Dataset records
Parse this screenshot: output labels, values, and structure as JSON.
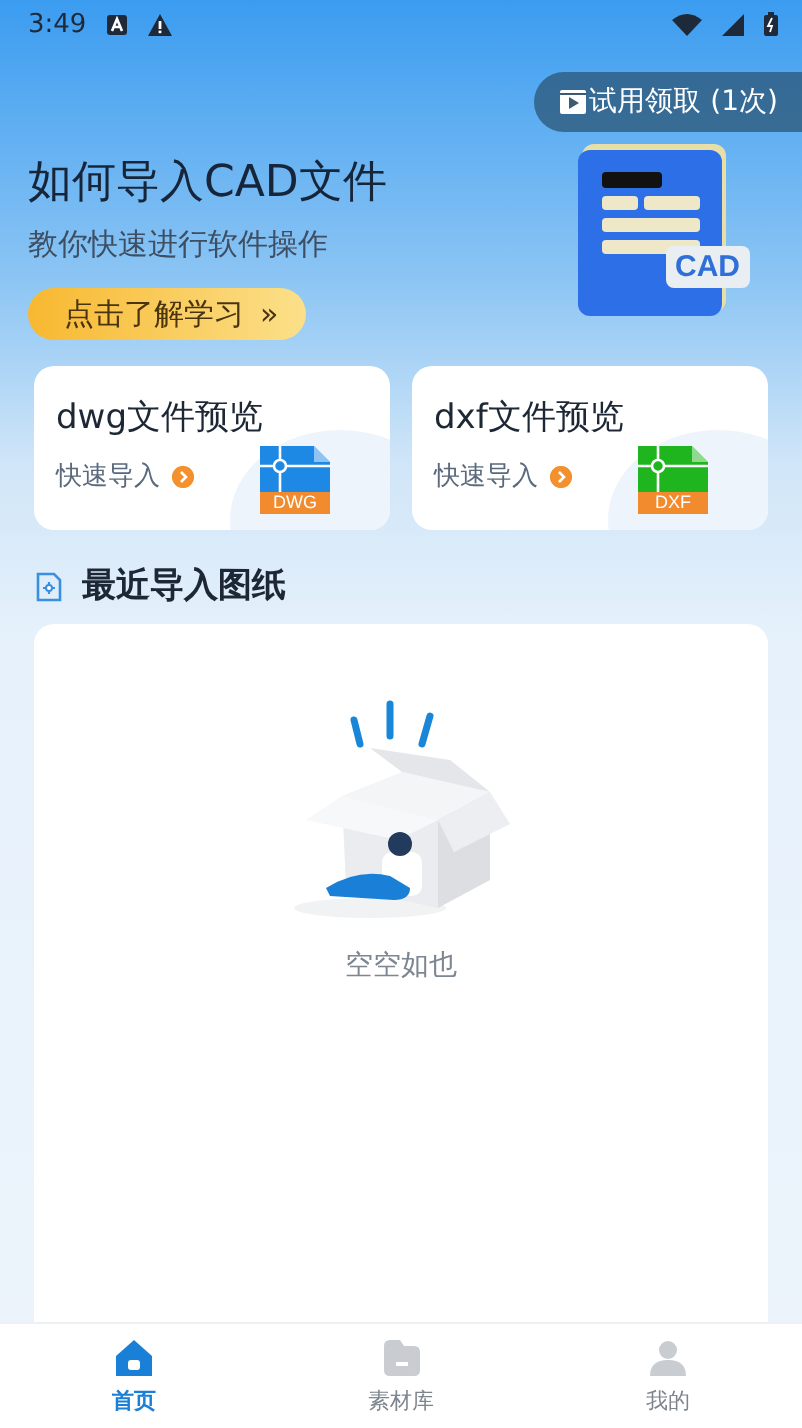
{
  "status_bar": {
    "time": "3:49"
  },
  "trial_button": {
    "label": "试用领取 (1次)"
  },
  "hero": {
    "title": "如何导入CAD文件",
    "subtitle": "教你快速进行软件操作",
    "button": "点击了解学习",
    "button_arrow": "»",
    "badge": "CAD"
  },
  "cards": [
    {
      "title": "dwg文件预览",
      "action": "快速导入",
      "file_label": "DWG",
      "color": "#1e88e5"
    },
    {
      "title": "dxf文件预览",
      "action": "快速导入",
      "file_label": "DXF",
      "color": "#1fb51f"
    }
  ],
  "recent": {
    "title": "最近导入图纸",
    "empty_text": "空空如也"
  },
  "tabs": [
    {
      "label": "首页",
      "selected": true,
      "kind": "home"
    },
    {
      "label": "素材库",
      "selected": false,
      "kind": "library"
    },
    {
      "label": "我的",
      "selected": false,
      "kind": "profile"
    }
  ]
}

...

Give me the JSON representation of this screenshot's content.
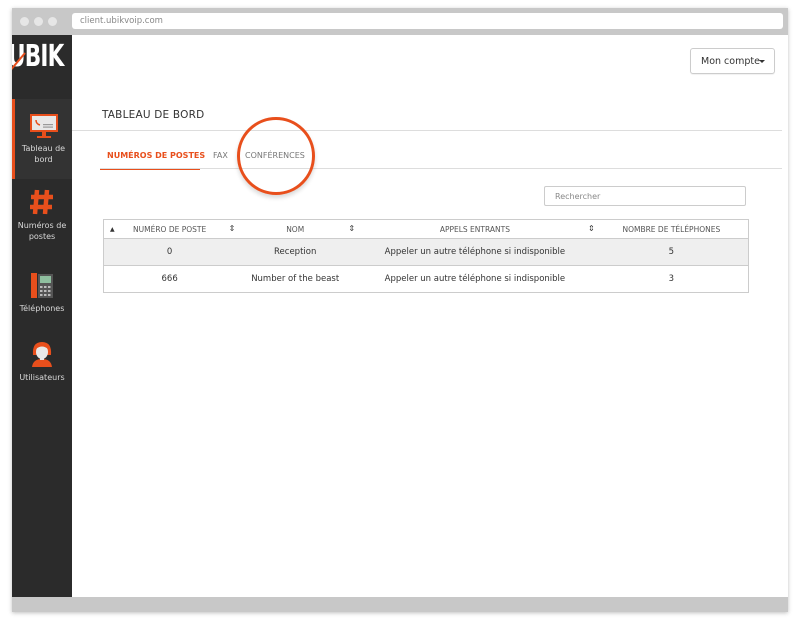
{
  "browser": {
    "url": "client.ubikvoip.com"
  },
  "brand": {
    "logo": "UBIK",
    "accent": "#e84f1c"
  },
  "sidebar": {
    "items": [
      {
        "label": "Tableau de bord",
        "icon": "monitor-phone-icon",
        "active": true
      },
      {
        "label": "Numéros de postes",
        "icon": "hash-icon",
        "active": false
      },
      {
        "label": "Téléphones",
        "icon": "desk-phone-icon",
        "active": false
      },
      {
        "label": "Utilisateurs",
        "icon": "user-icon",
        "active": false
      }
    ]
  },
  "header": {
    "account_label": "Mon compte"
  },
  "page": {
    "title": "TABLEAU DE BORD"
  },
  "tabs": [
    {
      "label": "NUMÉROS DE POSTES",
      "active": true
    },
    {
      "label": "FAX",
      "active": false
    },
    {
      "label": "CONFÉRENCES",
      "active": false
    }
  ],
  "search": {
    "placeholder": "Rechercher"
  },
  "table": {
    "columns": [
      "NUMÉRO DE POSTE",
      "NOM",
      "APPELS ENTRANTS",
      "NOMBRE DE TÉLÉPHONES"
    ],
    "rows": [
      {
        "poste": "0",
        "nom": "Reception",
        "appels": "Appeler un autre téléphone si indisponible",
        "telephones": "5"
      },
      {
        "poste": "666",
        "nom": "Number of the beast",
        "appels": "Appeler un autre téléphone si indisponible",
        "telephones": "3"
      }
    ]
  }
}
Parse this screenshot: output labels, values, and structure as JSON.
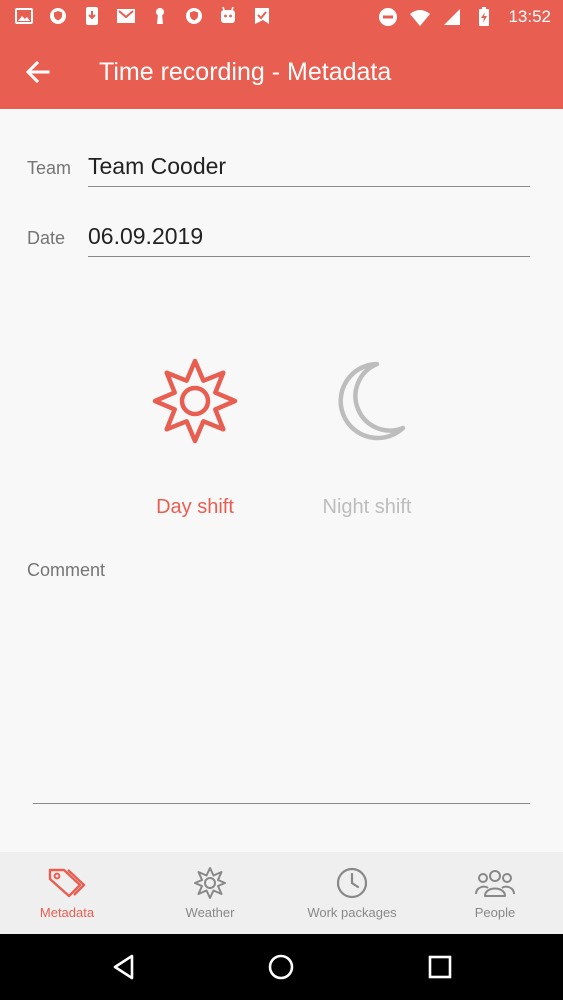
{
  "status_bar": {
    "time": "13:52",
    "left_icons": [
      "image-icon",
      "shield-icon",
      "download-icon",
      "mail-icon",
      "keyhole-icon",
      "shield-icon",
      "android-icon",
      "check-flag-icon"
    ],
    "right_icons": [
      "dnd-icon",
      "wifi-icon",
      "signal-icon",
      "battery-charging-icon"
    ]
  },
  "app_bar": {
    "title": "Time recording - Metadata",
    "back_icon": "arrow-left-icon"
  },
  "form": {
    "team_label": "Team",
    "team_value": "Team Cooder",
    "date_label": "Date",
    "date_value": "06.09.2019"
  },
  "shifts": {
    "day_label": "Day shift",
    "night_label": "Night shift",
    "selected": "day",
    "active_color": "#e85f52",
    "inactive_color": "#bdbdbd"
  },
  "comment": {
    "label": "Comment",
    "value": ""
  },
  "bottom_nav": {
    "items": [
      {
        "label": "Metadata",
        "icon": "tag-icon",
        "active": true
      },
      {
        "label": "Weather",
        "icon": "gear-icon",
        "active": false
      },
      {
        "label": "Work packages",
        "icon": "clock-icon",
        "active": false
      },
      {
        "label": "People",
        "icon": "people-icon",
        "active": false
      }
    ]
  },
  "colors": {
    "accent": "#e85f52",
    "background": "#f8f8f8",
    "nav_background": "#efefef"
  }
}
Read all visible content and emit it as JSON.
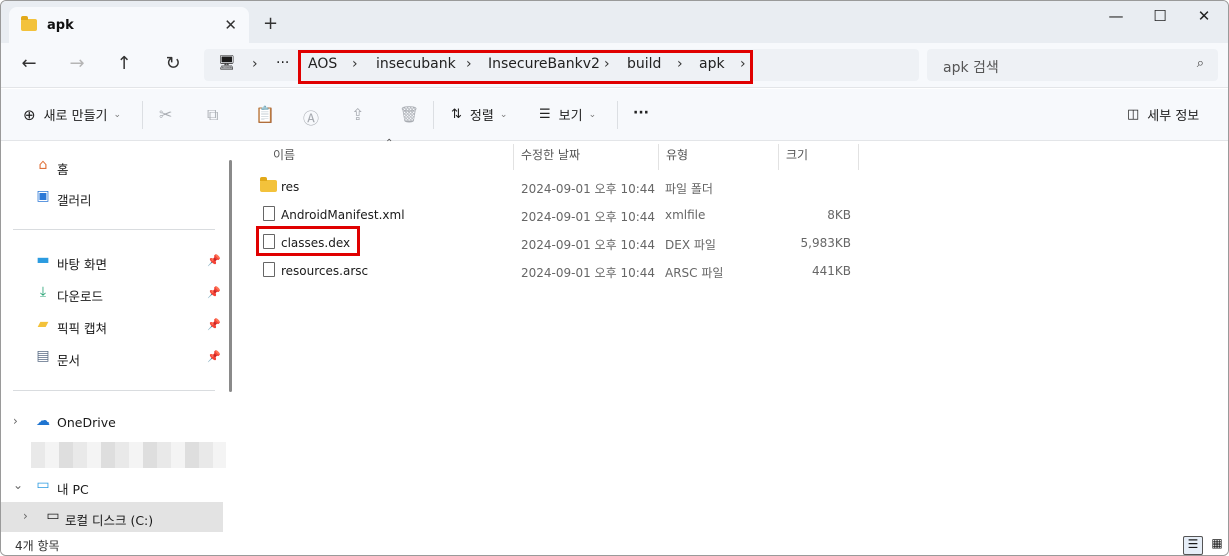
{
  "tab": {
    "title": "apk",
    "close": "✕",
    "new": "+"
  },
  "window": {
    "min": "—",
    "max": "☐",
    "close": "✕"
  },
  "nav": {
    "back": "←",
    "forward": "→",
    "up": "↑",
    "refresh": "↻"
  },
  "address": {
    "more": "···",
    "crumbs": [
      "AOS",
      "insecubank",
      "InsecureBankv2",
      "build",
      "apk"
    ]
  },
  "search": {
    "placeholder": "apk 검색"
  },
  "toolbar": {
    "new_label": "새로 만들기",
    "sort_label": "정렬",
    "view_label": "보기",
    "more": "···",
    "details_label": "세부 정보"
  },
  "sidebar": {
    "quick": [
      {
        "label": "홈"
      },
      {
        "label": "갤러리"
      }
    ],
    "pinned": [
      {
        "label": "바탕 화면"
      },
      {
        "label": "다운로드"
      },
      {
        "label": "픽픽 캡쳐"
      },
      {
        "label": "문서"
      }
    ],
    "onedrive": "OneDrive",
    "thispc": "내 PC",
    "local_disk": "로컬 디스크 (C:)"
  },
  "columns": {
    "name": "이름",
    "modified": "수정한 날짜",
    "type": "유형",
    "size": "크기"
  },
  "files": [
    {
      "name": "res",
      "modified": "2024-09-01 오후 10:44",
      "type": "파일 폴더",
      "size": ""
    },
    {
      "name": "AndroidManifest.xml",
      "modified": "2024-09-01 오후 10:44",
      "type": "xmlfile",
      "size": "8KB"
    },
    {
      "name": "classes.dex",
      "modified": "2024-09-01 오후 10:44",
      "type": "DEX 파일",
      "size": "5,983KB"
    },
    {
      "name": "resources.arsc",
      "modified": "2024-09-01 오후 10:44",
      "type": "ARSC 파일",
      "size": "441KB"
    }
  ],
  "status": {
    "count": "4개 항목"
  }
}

...

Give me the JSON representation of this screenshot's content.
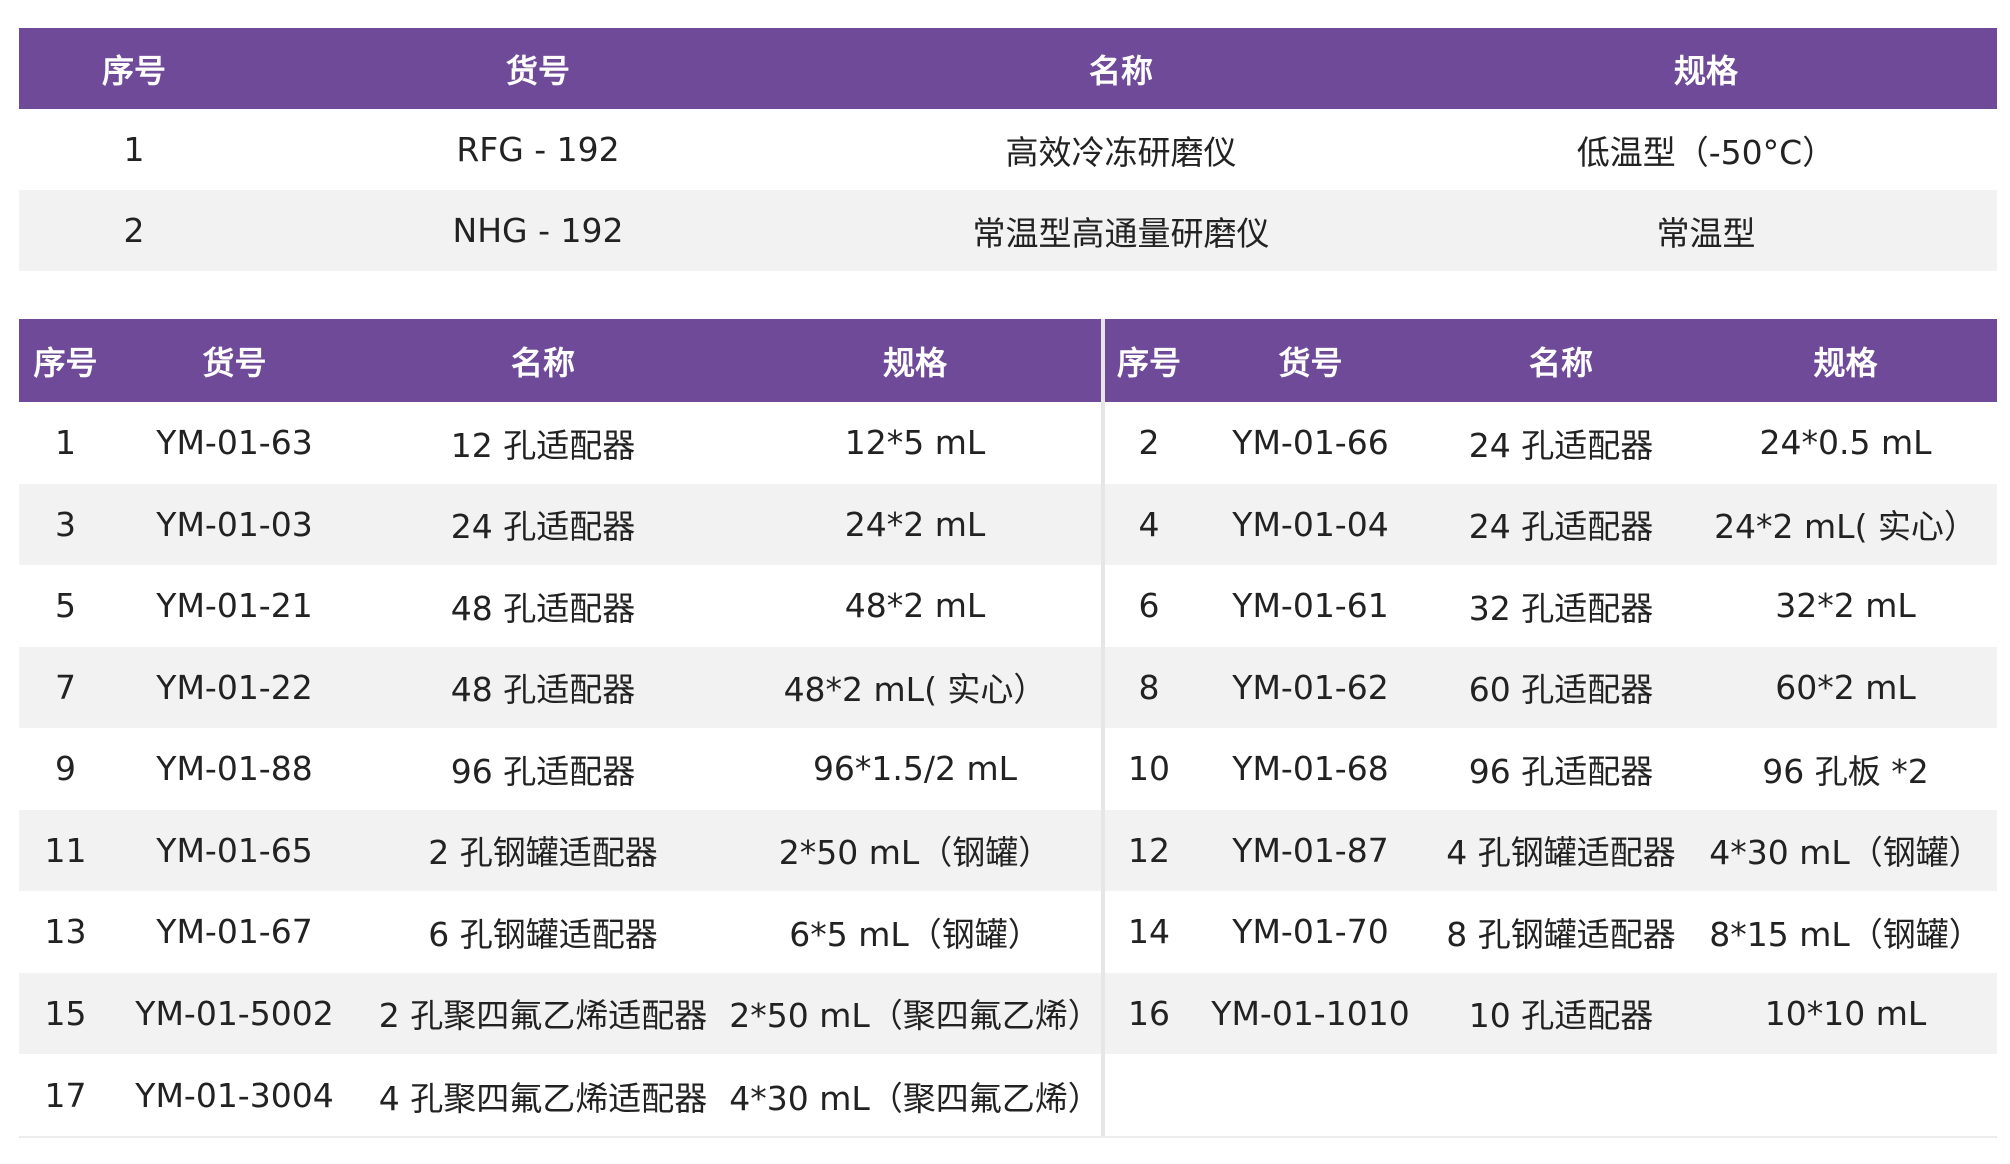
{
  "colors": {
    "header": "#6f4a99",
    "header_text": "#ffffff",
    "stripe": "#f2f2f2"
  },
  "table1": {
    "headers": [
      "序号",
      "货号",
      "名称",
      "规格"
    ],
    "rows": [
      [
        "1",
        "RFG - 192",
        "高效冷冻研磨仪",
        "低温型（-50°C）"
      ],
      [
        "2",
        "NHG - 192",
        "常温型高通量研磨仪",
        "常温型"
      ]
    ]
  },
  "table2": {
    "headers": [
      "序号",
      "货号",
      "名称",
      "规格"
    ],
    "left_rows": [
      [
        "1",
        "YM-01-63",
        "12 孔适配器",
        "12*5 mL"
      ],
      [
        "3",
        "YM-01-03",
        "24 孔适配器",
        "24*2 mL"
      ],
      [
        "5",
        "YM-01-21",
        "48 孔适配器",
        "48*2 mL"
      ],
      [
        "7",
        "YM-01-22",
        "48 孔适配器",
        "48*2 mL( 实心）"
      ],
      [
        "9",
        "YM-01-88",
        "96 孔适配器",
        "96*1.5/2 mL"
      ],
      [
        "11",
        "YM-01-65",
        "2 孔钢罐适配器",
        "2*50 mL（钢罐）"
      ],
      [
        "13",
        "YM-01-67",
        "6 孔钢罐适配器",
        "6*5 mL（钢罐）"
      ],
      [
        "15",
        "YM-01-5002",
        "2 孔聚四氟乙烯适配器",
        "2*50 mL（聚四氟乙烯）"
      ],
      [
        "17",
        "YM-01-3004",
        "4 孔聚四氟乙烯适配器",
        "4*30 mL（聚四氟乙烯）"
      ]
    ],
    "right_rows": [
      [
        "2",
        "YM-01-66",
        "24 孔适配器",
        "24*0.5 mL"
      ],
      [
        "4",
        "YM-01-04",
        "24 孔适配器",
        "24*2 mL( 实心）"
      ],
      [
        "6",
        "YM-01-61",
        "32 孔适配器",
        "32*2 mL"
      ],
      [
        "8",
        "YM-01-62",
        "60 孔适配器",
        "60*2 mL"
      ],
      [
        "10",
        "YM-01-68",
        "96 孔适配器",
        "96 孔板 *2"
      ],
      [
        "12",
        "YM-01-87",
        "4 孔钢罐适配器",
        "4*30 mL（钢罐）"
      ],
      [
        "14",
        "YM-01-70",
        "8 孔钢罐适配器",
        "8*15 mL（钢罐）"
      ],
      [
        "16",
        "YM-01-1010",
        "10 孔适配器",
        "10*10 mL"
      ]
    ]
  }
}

● WORK INSTRUCTIONS
Pull out every line of the entries that includes the word "name".

● THE COMPLETED TASK
    "name": "이름",
      "name": "res",
      "name": "AndroidManifest.xml",
      "name": "classes.dex",
      "name": "resources.arsc",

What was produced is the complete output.